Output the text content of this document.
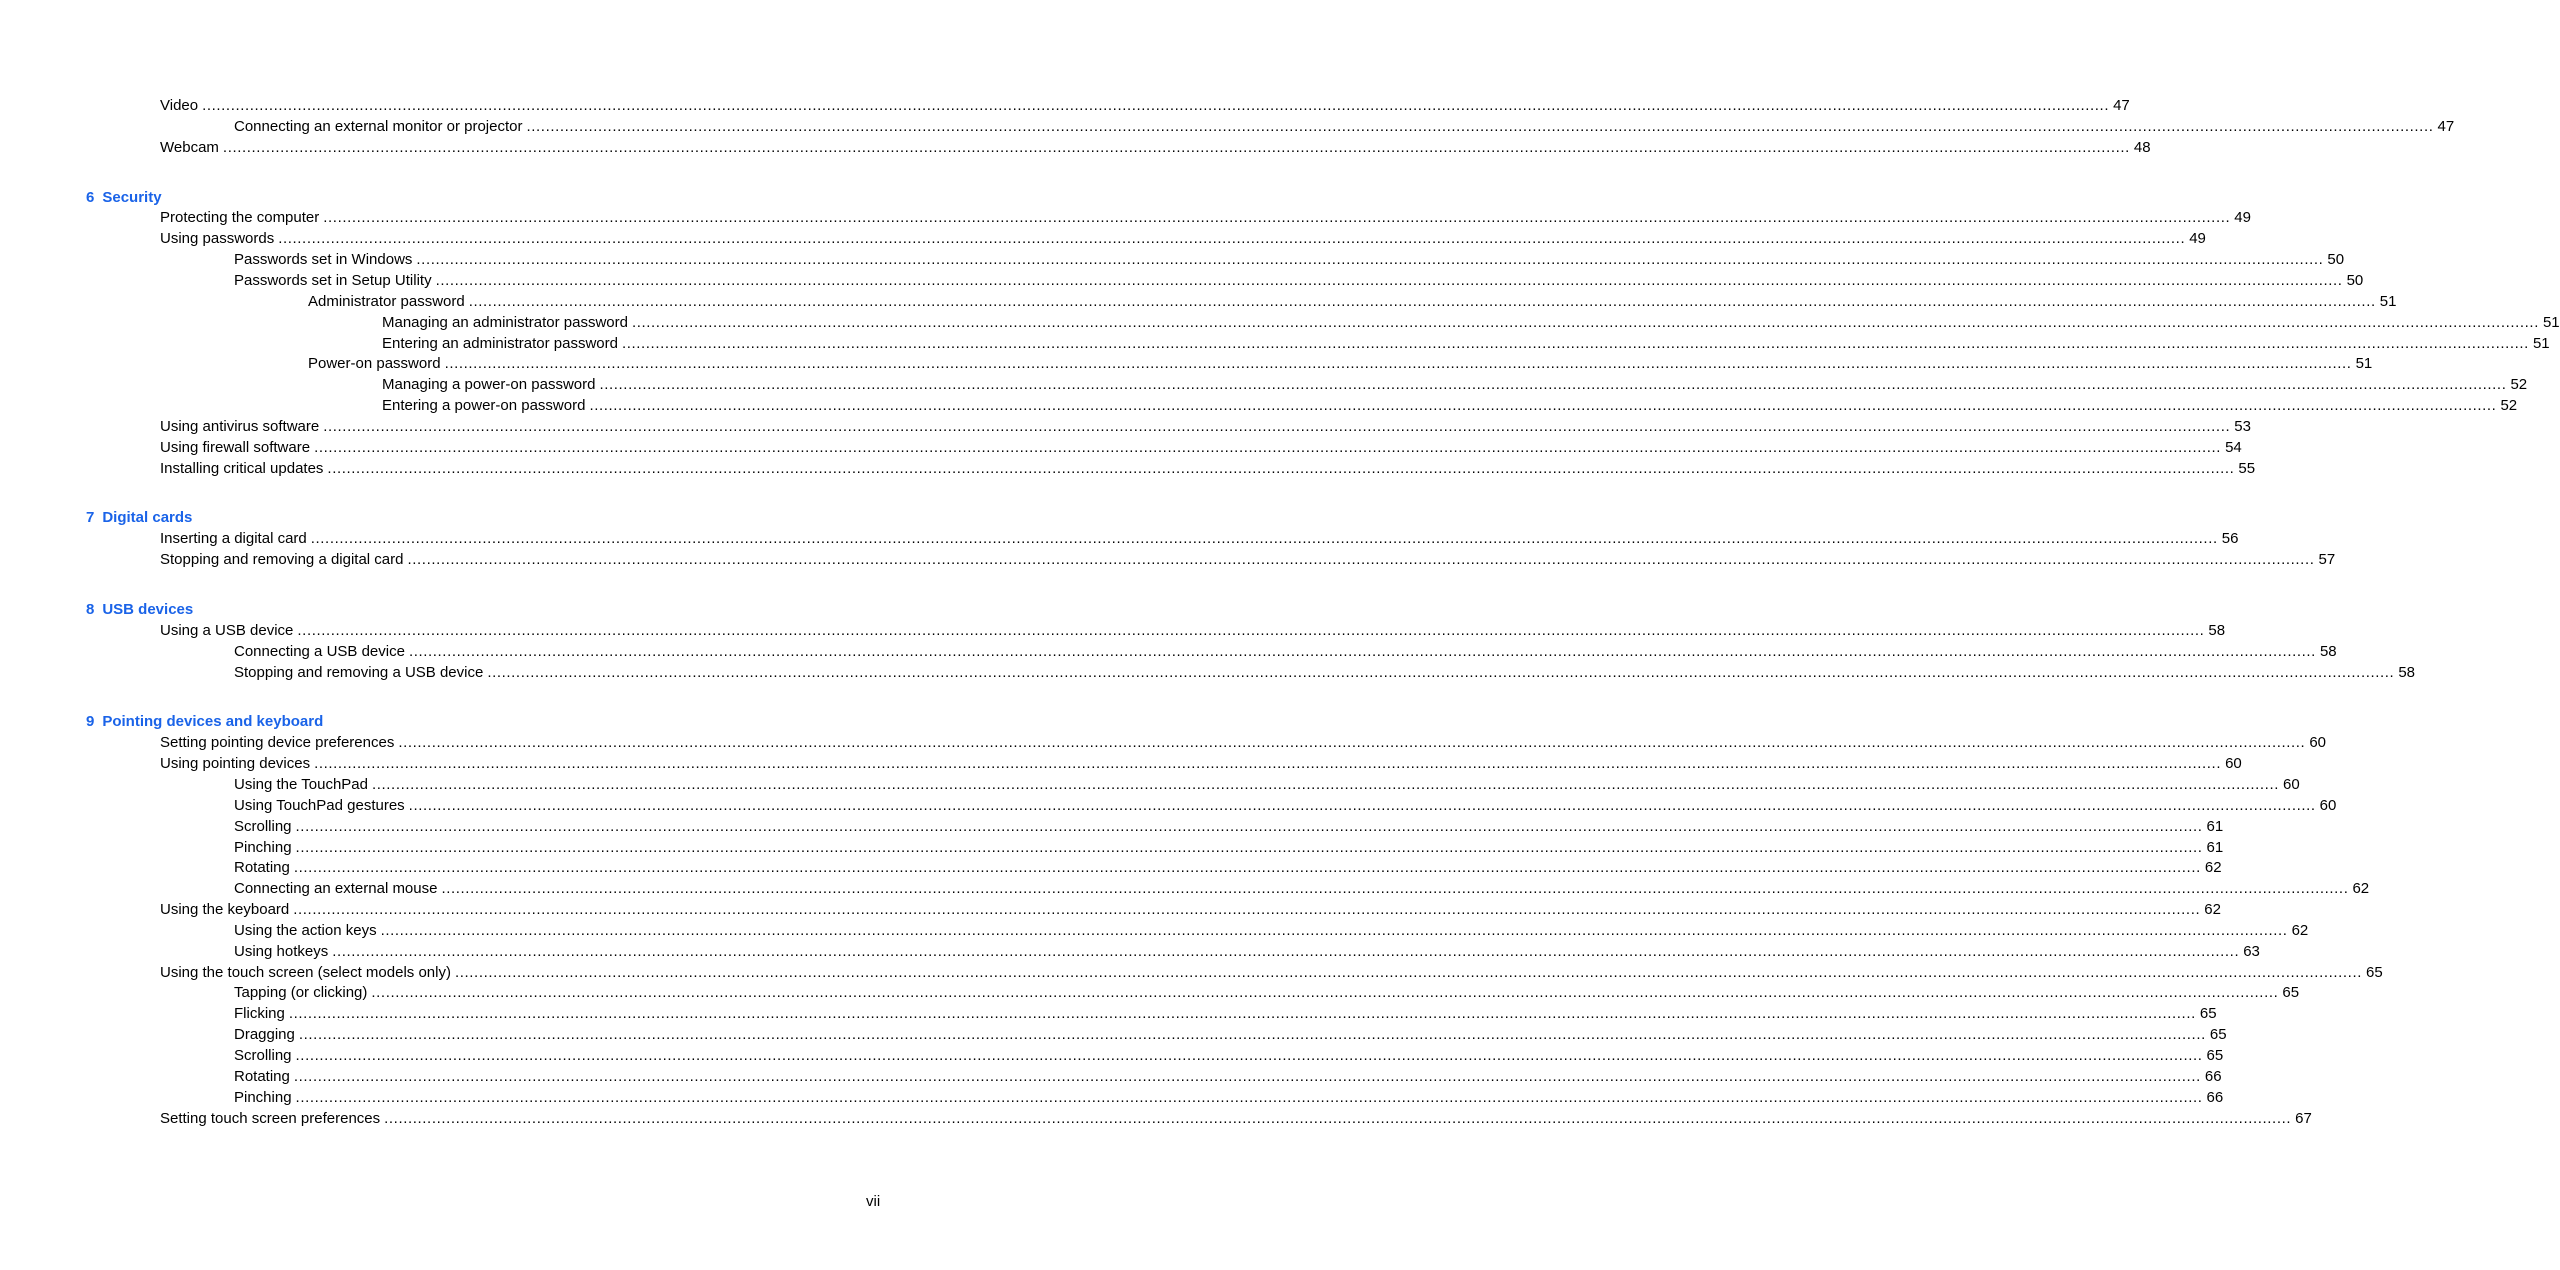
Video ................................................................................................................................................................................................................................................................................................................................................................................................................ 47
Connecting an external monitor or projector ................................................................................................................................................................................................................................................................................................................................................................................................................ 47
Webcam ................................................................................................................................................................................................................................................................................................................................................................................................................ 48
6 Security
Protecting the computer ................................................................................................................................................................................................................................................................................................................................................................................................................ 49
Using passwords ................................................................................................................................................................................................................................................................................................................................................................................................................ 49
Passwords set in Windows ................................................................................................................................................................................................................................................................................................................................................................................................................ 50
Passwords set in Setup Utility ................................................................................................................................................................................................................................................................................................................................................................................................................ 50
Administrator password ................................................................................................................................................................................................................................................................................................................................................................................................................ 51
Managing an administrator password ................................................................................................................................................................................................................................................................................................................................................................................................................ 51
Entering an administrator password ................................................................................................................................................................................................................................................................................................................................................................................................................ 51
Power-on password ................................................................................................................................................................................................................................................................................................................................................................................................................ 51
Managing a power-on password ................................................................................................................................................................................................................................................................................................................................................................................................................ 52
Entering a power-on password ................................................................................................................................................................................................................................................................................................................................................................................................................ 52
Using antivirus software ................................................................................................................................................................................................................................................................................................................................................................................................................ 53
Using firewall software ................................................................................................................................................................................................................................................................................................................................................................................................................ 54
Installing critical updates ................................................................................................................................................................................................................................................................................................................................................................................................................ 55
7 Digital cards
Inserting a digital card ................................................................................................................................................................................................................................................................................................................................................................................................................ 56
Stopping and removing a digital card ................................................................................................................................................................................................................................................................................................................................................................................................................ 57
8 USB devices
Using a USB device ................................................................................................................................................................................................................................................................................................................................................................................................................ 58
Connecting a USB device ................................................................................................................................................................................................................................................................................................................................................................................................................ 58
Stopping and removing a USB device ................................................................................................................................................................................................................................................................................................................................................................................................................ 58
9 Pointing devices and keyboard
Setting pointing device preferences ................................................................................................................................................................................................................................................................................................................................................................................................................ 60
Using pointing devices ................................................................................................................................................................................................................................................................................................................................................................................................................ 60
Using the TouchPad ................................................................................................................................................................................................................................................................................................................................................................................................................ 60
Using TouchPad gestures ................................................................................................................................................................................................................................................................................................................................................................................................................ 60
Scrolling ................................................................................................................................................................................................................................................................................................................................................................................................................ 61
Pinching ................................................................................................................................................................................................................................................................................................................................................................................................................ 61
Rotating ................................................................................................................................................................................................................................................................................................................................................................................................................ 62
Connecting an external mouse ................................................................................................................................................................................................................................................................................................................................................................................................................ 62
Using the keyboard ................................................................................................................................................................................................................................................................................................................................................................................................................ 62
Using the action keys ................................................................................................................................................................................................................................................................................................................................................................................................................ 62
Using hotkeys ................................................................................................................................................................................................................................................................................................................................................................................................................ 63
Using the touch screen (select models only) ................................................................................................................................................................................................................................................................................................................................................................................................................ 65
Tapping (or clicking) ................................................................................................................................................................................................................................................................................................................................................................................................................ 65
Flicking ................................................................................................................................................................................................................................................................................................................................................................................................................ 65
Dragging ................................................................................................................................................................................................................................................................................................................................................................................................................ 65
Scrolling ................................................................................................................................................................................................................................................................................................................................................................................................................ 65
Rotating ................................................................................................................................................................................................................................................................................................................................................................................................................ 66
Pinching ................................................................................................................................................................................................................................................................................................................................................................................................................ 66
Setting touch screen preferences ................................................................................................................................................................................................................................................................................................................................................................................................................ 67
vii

* * *

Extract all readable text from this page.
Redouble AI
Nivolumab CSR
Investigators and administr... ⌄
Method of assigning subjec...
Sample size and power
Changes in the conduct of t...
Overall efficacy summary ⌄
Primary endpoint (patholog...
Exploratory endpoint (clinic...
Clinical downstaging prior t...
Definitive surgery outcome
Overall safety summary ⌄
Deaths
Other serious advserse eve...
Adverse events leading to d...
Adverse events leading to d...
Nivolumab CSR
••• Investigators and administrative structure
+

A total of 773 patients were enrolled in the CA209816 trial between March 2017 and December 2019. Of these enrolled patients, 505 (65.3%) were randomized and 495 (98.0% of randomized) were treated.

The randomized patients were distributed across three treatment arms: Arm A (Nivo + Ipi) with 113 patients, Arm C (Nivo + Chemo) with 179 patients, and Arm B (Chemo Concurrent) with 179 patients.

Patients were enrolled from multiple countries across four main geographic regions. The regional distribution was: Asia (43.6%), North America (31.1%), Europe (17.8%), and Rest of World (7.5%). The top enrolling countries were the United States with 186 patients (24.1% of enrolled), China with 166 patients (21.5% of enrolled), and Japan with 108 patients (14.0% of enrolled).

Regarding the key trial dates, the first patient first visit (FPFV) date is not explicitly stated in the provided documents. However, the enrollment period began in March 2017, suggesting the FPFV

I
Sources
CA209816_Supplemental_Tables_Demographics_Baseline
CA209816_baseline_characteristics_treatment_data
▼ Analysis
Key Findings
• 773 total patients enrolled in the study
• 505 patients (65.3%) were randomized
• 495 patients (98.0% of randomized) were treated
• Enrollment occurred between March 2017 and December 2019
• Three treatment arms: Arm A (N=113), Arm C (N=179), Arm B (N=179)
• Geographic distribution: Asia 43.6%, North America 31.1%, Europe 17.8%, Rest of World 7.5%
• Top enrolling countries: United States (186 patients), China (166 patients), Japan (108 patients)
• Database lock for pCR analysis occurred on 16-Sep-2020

● **TO DO**
From the material above, copy out every line bearing the string "Asia".

● **RESPONSE**
Patients were enrolled from multiple countries across four main geographic regions. The regional distribution was: Asia (43.6%), North America (31.1%), Europe (17.8%), and Rest of World (7.5%). The top enrolling countries were the United States with 186 patients (24.1% of enrolled), China with 166 patients (21.5% of enrolled), and Japan with 108 patients (14.0% of enrolled).
• Geographic distribution: Asia 43.6%, North America 31.1%, Europe 17.8%, Rest of World 7.5%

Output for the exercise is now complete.